[Given task]
Reproduce the full listing below unchanged, apart from the pictures.

=======

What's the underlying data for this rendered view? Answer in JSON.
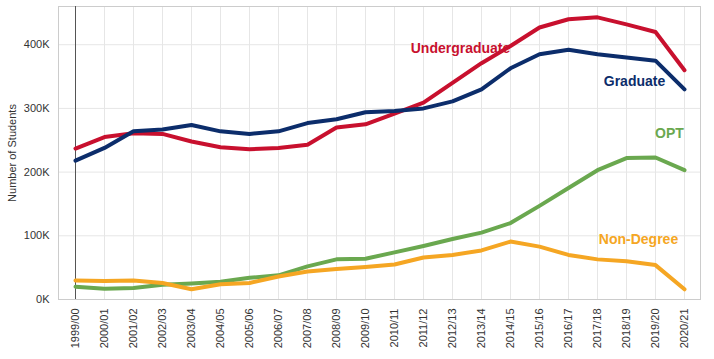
{
  "chart_data": {
    "type": "line",
    "y_label": "Number of Students",
    "x": [
      "1999/00",
      "2000/01",
      "2001/02",
      "2002/03",
      "2003/04",
      "2004/05",
      "2005/06",
      "2006/07",
      "2007/08",
      "2008/09",
      "2009/10",
      "2010/11",
      "2011/12",
      "2012/13",
      "2013/14",
      "2014/15",
      "2015/16",
      "2016/17",
      "2017/18",
      "2018/19",
      "2019/20",
      "2020/21"
    ],
    "series": [
      {
        "name": "Undergraduate",
        "color": "#c8102e",
        "values": [
          237000,
          255000,
          261000,
          260000,
          248000,
          239000,
          236000,
          238000,
          243000,
          270000,
          275000,
          292000,
          309000,
          340000,
          371000,
          398000,
          427000,
          440000,
          443000,
          432000,
          420000,
          360000
        ]
      },
      {
        "name": "Graduate",
        "color": "#0c2d6b",
        "values": [
          218000,
          238000,
          264000,
          267000,
          274000,
          264000,
          260000,
          264000,
          277000,
          283000,
          294000,
          296000,
          300000,
          311000,
          330000,
          363000,
          385000,
          392000,
          385000,
          380000,
          375000,
          330000
        ]
      },
      {
        "name": "OPT",
        "color": "#6aa84f",
        "values": [
          20000,
          17000,
          18000,
          23000,
          25000,
          28000,
          34000,
          38000,
          52000,
          63000,
          64000,
          74000,
          84000,
          95000,
          105000,
          120000,
          147000,
          175000,
          203000,
          222000,
          223000,
          203000
        ]
      },
      {
        "name": "Non-Degree",
        "color": "#f5a623",
        "values": [
          30000,
          29000,
          30000,
          26000,
          16000,
          24000,
          26000,
          36000,
          44000,
          48000,
          51000,
          55000,
          66000,
          70000,
          77000,
          91000,
          83000,
          70000,
          63000,
          60000,
          54000,
          16000
        ]
      }
    ],
    "ylim": [
      0,
      460000
    ],
    "yticks": [
      {
        "value": 0,
        "label": "0K"
      },
      {
        "value": 100000,
        "label": "100K"
      },
      {
        "value": 200000,
        "label": "200K"
      },
      {
        "value": 300000,
        "label": "300K"
      },
      {
        "value": 400000,
        "label": "400K"
      }
    ],
    "grid": true
  }
}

=======

[Completed exercise]
What's the underlying data for this rendered view? Answer in JSON.
{
  "chart_data": {
    "type": "line",
    "y_label": "Number of Students",
    "x": [
      "1999/00",
      "2000/01",
      "2001/02",
      "2002/03",
      "2003/04",
      "2004/05",
      "2005/06",
      "2006/07",
      "2007/08",
      "2008/09",
      "2009/10",
      "2010/11",
      "2011/12",
      "2012/13",
      "2013/14",
      "2014/15",
      "2015/16",
      "2016/17",
      "2017/18",
      "2018/19",
      "2019/20",
      "2020/21"
    ],
    "series": [
      {
        "name": "Undergraduate",
        "color": "#c8102e",
        "values": [
          237000,
          255000,
          261000,
          260000,
          248000,
          239000,
          236000,
          238000,
          243000,
          270000,
          275000,
          292000,
          309000,
          340000,
          371000,
          398000,
          427000,
          440000,
          443000,
          432000,
          420000,
          360000
        ]
      },
      {
        "name": "Graduate",
        "color": "#0c2d6b",
        "values": [
          218000,
          238000,
          264000,
          267000,
          274000,
          264000,
          260000,
          264000,
          277000,
          283000,
          294000,
          296000,
          300000,
          311000,
          330000,
          363000,
          385000,
          392000,
          385000,
          380000,
          375000,
          330000
        ]
      },
      {
        "name": "OPT",
        "color": "#6aa84f",
        "values": [
          20000,
          17000,
          18000,
          23000,
          25000,
          28000,
          34000,
          38000,
          52000,
          63000,
          64000,
          74000,
          84000,
          95000,
          105000,
          120000,
          147000,
          175000,
          203000,
          222000,
          223000,
          203000
        ]
      },
      {
        "name": "Non-Degree",
        "color": "#f5a623",
        "values": [
          30000,
          29000,
          30000,
          26000,
          16000,
          24000,
          26000,
          36000,
          44000,
          48000,
          51000,
          55000,
          66000,
          70000,
          77000,
          91000,
          83000,
          70000,
          63000,
          60000,
          54000,
          16000
        ]
      }
    ],
    "ylim": [
      0,
      460000
    ],
    "yticks": [
      {
        "value": 0,
        "label": "0K"
      },
      {
        "value": 100000,
        "label": "100K"
      },
      {
        "value": 200000,
        "label": "200K"
      },
      {
        "value": 300000,
        "label": "300K"
      },
      {
        "value": 400000,
        "label": "400K"
      }
    ],
    "grid": true
  }
}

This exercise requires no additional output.